Lines containing the word "text" should be extracted in full.

### Data records
[Start]

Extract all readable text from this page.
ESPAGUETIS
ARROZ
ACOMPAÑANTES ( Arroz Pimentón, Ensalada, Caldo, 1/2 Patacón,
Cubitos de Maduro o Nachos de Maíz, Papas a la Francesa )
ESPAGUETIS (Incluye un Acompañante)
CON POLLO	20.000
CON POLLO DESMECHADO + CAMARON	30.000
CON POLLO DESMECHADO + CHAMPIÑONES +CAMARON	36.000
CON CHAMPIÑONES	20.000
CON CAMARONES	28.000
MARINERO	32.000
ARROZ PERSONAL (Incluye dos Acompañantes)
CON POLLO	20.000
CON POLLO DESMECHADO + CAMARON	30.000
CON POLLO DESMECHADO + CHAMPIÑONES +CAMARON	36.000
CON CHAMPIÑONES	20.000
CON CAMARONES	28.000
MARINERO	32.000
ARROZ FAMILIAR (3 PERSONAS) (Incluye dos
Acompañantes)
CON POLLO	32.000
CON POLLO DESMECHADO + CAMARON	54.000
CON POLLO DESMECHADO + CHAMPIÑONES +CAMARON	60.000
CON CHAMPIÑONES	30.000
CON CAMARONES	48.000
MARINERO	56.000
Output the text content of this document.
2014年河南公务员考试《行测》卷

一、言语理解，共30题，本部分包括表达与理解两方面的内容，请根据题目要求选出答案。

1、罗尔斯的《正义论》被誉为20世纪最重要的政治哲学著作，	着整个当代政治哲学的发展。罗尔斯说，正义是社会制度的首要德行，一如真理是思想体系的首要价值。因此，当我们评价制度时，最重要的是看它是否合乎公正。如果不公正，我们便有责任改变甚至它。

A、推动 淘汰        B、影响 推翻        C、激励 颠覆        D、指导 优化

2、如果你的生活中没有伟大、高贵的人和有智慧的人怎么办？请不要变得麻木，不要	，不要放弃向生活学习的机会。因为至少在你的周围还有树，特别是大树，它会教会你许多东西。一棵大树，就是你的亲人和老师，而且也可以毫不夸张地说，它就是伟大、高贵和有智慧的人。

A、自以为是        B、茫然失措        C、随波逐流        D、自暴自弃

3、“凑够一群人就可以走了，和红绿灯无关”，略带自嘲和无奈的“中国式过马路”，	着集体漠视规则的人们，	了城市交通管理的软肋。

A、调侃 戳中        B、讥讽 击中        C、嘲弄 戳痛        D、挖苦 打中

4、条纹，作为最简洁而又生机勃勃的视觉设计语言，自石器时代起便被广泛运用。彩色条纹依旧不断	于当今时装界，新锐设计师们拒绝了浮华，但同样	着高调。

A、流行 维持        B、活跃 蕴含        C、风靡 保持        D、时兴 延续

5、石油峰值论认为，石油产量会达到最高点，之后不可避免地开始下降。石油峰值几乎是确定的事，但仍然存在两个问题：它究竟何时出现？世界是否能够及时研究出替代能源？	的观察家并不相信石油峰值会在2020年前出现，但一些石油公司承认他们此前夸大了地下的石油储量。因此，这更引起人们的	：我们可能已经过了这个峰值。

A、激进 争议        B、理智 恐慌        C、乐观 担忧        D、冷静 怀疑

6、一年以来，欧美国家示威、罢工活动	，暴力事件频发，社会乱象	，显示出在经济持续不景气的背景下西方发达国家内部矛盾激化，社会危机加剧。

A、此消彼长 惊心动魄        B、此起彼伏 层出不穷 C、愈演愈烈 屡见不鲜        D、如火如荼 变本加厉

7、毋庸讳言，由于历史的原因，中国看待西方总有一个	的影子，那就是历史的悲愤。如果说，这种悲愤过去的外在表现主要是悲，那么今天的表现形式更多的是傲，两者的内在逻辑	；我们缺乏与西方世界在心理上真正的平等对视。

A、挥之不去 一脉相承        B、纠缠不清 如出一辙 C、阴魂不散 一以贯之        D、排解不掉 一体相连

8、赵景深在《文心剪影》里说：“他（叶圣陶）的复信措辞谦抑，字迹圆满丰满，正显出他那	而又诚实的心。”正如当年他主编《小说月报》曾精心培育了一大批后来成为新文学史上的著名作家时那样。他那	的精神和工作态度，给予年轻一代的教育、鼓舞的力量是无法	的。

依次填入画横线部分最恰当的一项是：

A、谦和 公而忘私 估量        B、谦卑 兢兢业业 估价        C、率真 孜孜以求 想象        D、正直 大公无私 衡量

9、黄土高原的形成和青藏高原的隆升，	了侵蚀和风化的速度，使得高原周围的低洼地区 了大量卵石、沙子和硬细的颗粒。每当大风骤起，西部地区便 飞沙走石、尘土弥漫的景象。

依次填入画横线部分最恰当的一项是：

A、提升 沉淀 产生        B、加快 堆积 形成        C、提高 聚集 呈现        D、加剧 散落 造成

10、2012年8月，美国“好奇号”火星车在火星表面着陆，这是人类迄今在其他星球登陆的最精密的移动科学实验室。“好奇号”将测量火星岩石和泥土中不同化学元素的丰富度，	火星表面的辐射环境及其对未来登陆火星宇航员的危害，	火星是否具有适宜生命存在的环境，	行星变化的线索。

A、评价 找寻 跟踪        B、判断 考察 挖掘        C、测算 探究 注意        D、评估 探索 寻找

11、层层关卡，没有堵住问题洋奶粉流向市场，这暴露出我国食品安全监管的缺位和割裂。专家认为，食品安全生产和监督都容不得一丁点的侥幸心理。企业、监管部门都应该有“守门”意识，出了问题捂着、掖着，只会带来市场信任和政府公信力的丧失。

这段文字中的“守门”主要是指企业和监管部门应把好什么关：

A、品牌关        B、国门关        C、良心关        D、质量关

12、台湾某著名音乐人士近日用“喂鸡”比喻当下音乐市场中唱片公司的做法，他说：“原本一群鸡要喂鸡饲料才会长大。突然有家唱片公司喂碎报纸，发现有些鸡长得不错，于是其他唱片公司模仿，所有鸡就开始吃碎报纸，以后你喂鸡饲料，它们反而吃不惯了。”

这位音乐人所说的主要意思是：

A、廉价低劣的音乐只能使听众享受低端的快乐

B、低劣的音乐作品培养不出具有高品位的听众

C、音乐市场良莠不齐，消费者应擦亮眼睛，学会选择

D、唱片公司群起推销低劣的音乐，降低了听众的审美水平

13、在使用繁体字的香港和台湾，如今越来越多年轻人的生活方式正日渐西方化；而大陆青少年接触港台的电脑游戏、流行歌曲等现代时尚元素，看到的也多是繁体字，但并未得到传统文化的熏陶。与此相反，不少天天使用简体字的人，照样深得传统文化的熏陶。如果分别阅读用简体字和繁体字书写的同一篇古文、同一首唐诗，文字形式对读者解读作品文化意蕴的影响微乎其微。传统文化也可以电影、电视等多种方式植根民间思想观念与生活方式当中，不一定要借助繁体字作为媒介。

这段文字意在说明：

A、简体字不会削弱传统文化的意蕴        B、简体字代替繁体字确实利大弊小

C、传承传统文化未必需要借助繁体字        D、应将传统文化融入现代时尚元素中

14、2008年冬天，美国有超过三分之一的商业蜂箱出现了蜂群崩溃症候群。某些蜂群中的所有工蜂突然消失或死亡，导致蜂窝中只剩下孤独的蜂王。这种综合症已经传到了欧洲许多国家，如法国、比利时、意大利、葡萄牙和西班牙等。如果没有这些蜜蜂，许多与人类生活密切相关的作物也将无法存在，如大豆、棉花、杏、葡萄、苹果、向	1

[End]

### Written reply
Extract all readable text from this page.
Output the text content of this document.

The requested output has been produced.